» **What the exercise asks**: Where the data below has the string "approx", return the whole line.

» **Data shown**:
* * * * * * *

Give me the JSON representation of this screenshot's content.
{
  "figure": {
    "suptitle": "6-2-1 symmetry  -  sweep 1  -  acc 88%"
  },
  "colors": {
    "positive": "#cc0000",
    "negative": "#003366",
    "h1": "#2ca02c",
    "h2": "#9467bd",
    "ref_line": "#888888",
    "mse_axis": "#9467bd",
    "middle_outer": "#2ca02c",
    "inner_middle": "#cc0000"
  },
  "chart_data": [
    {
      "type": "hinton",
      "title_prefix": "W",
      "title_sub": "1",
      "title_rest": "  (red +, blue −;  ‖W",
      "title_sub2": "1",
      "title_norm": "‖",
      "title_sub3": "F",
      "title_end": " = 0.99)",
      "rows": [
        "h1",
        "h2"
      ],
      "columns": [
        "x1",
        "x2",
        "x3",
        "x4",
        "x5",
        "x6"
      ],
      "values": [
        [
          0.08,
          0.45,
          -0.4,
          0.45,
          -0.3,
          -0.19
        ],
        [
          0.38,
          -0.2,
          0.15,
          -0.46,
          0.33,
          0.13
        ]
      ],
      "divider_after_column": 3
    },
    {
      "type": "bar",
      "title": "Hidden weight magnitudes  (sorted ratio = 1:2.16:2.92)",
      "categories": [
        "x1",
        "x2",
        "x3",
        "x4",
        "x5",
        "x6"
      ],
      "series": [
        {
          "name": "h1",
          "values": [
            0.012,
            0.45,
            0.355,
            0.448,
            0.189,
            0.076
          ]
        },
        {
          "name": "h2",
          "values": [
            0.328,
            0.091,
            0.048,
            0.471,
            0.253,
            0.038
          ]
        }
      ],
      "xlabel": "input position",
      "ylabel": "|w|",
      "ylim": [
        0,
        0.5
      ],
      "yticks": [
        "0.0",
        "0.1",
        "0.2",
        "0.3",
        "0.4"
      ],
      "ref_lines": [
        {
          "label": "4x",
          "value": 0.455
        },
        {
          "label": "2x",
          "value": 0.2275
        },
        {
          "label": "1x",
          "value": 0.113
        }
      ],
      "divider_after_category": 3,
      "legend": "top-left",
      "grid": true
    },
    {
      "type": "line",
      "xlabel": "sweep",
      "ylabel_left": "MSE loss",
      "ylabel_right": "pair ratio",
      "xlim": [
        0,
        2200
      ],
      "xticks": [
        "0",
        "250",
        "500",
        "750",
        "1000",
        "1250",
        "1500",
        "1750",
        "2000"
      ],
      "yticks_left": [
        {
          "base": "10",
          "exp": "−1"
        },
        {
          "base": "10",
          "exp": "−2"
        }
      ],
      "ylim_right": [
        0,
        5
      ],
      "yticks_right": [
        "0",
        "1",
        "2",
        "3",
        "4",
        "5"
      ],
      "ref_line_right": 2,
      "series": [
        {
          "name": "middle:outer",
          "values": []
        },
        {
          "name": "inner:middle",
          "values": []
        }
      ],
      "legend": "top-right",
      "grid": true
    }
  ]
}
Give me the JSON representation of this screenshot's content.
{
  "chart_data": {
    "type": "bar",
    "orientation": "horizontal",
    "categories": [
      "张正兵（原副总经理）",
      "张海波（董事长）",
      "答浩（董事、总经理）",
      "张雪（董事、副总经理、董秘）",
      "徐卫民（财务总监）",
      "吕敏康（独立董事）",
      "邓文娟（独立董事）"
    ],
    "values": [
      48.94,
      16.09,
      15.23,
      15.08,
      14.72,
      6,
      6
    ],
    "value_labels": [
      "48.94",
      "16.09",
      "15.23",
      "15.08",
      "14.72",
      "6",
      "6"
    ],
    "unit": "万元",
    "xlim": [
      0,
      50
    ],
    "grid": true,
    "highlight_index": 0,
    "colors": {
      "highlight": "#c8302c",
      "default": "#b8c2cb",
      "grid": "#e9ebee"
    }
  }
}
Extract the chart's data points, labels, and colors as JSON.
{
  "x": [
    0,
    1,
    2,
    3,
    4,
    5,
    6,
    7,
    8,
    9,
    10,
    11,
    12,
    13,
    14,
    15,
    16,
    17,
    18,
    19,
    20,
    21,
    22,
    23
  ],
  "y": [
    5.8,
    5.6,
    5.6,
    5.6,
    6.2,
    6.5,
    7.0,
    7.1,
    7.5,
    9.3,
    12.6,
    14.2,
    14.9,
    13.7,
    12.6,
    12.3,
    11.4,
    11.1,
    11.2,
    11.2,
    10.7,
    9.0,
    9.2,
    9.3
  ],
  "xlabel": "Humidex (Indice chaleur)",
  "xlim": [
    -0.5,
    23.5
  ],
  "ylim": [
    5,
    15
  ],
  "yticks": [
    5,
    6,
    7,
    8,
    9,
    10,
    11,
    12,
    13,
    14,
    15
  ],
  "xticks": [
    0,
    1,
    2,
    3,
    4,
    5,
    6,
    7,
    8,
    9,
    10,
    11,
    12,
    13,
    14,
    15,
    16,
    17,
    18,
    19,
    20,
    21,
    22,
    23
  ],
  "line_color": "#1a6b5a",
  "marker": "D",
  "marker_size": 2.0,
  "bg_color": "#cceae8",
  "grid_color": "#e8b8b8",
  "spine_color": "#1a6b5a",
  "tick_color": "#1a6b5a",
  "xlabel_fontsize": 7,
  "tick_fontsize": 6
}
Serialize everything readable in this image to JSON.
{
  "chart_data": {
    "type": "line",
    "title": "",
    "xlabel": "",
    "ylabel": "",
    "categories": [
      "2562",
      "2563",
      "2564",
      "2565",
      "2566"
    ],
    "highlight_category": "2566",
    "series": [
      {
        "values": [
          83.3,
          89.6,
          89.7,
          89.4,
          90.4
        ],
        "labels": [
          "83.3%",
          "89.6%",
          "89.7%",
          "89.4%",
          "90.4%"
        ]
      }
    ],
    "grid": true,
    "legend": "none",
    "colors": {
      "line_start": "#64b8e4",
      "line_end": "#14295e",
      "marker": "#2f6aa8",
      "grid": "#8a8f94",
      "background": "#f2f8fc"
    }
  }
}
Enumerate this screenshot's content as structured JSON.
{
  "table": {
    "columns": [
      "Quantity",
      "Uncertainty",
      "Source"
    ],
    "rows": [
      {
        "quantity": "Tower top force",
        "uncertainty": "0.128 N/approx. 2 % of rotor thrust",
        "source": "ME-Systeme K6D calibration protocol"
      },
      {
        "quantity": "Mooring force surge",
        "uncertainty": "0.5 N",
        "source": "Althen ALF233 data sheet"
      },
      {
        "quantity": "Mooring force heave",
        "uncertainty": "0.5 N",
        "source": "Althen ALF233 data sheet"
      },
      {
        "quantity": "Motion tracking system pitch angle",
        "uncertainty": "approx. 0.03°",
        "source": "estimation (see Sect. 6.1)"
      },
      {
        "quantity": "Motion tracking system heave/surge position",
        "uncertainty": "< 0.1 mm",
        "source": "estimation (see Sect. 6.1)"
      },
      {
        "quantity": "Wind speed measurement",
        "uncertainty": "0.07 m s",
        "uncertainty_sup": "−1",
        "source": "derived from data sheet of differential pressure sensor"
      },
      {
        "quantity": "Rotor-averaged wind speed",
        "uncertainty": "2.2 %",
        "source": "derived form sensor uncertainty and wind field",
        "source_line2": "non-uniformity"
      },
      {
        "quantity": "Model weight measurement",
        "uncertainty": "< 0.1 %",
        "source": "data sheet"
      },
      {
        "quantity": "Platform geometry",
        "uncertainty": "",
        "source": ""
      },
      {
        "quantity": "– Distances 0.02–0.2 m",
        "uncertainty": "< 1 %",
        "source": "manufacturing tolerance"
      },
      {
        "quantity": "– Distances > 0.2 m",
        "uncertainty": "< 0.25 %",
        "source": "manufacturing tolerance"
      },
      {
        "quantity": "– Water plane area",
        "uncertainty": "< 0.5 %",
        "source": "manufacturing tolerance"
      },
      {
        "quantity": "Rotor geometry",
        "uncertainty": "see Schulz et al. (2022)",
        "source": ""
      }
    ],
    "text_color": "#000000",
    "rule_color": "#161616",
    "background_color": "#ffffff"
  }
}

* * * * * * *

» **Expected output**:
        "uncertainty": "0.128 N/approx. 2 % of rotor thrust",
        "uncertainty": "approx. 0.03°",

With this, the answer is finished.